_EXTRACTED DATA:_
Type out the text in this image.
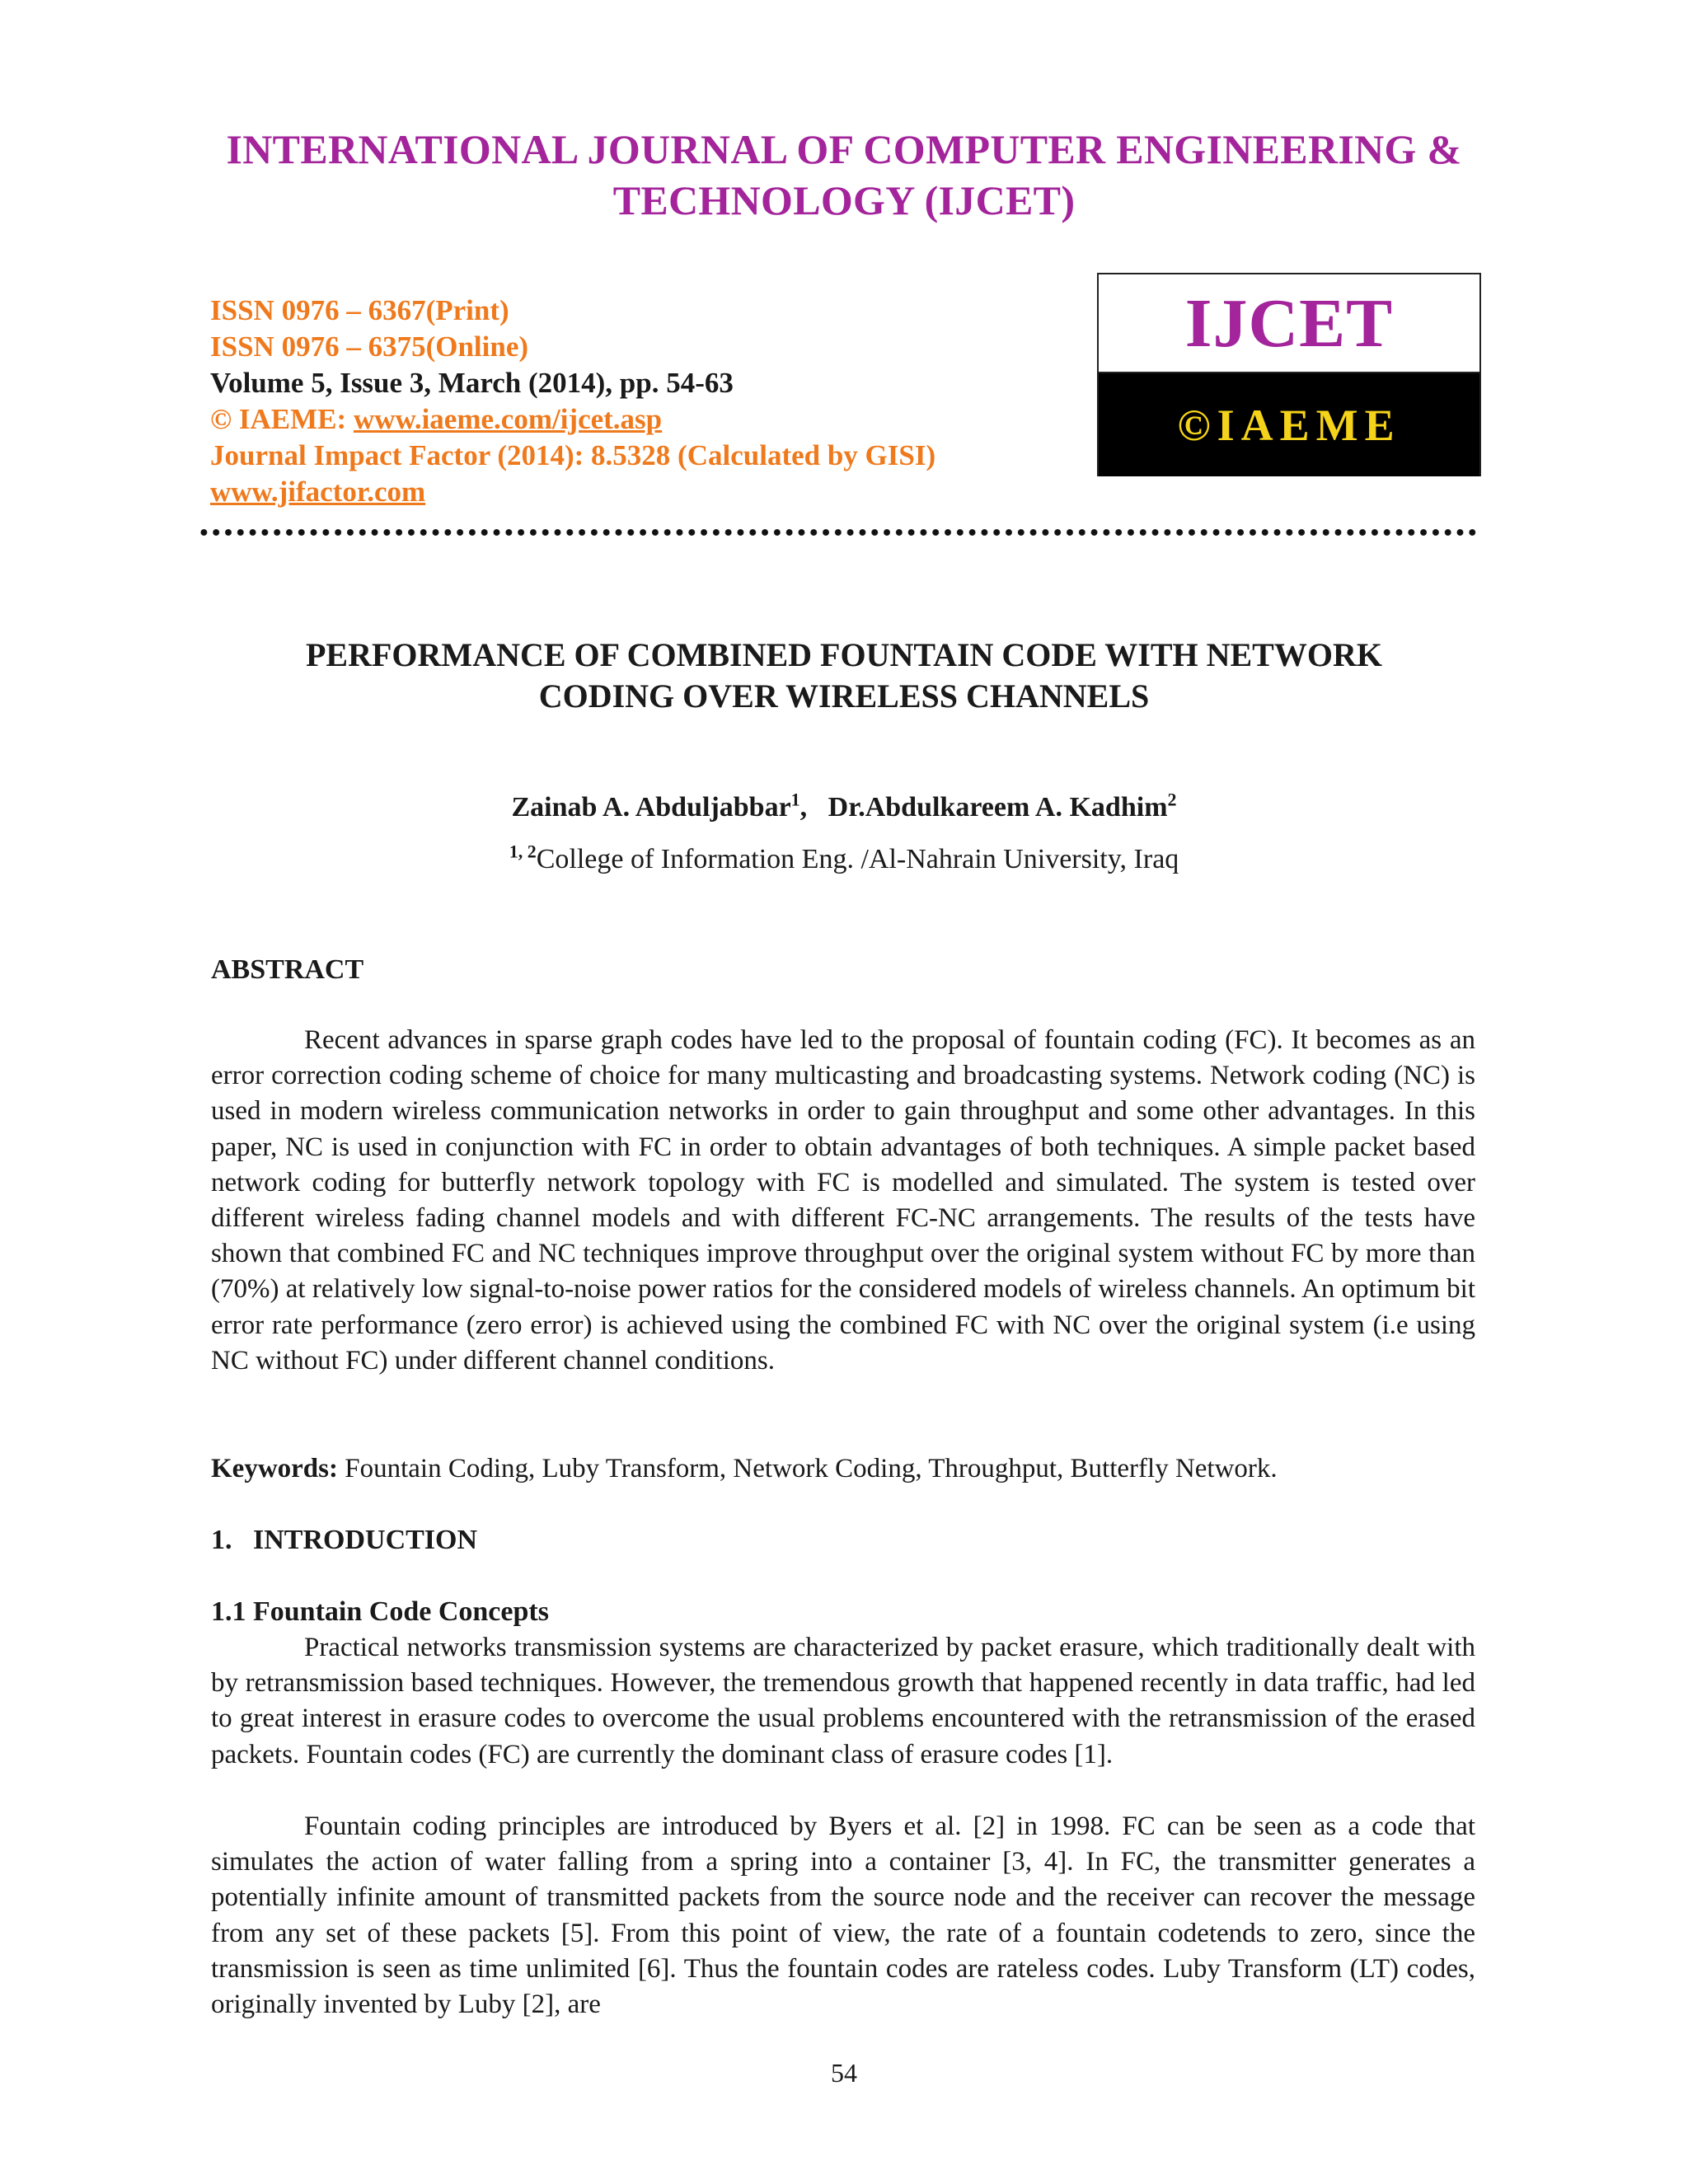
INTERNATIONAL JOURNAL OF COMPUTER ENGINEERING &
TECHNOLOGY (IJCET)
ISSN 0976 – 6367(Print)
ISSN 0976 – 6375(Online)
Volume 5, Issue 3, March (2014), pp. 54-63
© IAEME: www.iaeme.com/ijcet.asp
Journal Impact Factor (2014): 8.5328 (Calculated by GISI)
www.jifactor.com
IJCET
©IAEME
PERFORMANCE OF COMBINED FOUNTAIN CODE WITH NETWORK
CODING OVER WIRELESS CHANNELS
Zainab A. Abduljabbar$^1$, Dr.Abdulkareem A. Kadhim$^2$
$^{1, 2}$College of Information Eng. /Al-Nahrain University, Iraq
ABSTRACT
Recent advances in sparse graph codes have led to the proposal of fountain coding (FC). It becomes as an error correction coding scheme of choice for many multicasting and broadcasting systems. Network coding (NC) is used in modern wireless communication networks in order to gain throughput and some other advantages. In this paper, NC is used in conjunction with FC in order to obtain advantages of both techniques. A simple packet based network coding for butterfly network topology with FC is modelled and simulated. The system is tested over different wireless fading channel models and with different FC-NC arrangements. The results of the tests have shown that combined FC and NC techniques improve throughput over the original system without FC by more than (70%) at relatively low signal-to-noise power ratios for the considered models of wireless channels. An optimum bit error rate performance (zero error) is achieved using the combined FC with NC over the original system (i.e using NC without FC) under different channel conditions.
Keywords: Fountain Coding, Luby Transform, Network Coding, Throughput, Butterfly Network.
1.   INTRODUCTION
1.1 Fountain Code Concepts
Practical networks transmission systems are characterized by packet erasure, which traditionally dealt with by retransmission based techniques. However, the tremendous growth that happened recently in data traffic, had led to great interest in erasure codes to overcome the usual problems encountered with the retransmission of the erased packets. Fountain codes (FC) are currently the dominant class of erasure codes [1].
Fountain coding principles are introduced by Byers et al. [2] in 1998. FC can be seen as a code that simulates the action of water falling from a spring into a container [3, 4]. In FC, the transmitter generates a potentially infinite amount of transmitted packets from the source node and the receiver can recover the message from any set of these packets [5]. From this point of view, the rate of a fountain codetends to zero, since the transmission is seen as time unlimited [6]. Thus the fountain codes are rateless codes. Luby Transform (LT) codes, originally invented by Luby [2], are
54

_STATED GOAL:_
Leave out the pictures and print each record exactly as it stands.

_THE ANSWER:_
Type out the text in this image.
INTERNATIONAL JOURNAL OF COMPUTER ENGINEERING &
TECHNOLOGY (IJCET)
ISSN 0976 – 6367(Print)
ISSN 0976 – 6375(Online)
Volume 5, Issue 3, March (2014), pp. 54-63
© IAEME: www.iaeme.com/ijcet.asp
Journal Impact Factor (2014): 8.5328 (Calculated by GISI)
www.jifactor.com
IJCET
©IAEME
PERFORMANCE OF COMBINED FOUNTAIN CODE WITH NETWORK
CODING OVER WIRELESS CHANNELS
Zainab A. Abduljabbar$^1$, Dr.Abdulkareem A. Kadhim$^2$
$^{1, 2}$College of Information Eng. /Al-Nahrain University, Iraq
ABSTRACT
Recent advances in sparse graph codes have led to the proposal of fountain coding (FC). It becomes as an error correction coding scheme of choice for many multicasting and broadcasting systems. Network coding (NC) is used in modern wireless communication networks in order to gain throughput and some other advantages. In this paper, NC is used in conjunction with FC in order to obtain advantages of both techniques. A simple packet based network coding for butterfly network topology with FC is modelled and simulated. The system is tested over different wireless fading channel models and with different FC-NC arrangements. The results of the tests have shown that combined FC and NC techniques improve throughput over the original system without FC by more than (70%) at relatively low signal-to-noise power ratios for the considered models of wireless channels. An optimum bit error rate performance (zero error) is achieved using the combined FC with NC over the original system (i.e using NC without FC) under different channel conditions.
Keywords: Fountain Coding, Luby Transform, Network Coding, Throughput, Butterfly Network.
1.   INTRODUCTION
1.1 Fountain Code Concepts
Practical networks transmission systems are characterized by packet erasure, which traditionally dealt with by retransmission based techniques. However, the tremendous growth that happened recently in data traffic, had led to great interest in erasure codes to overcome the usual problems encountered with the retransmission of the erased packets. Fountain codes (FC) are currently the dominant class of erasure codes [1].
Fountain coding principles are introduced by Byers et al. [2] in 1998. FC can be seen as a code that simulates the action of water falling from a spring into a container [3, 4]. In FC, the transmitter generates a potentially infinite amount of transmitted packets from the source node and the receiver can recover the message from any set of these packets [5]. From this point of view, the rate of a fountain codetends to zero, since the transmission is seen as time unlimited [6]. Thus the fountain codes are rateless codes. Luby Transform (LT) codes, originally invented by Luby [2], are
54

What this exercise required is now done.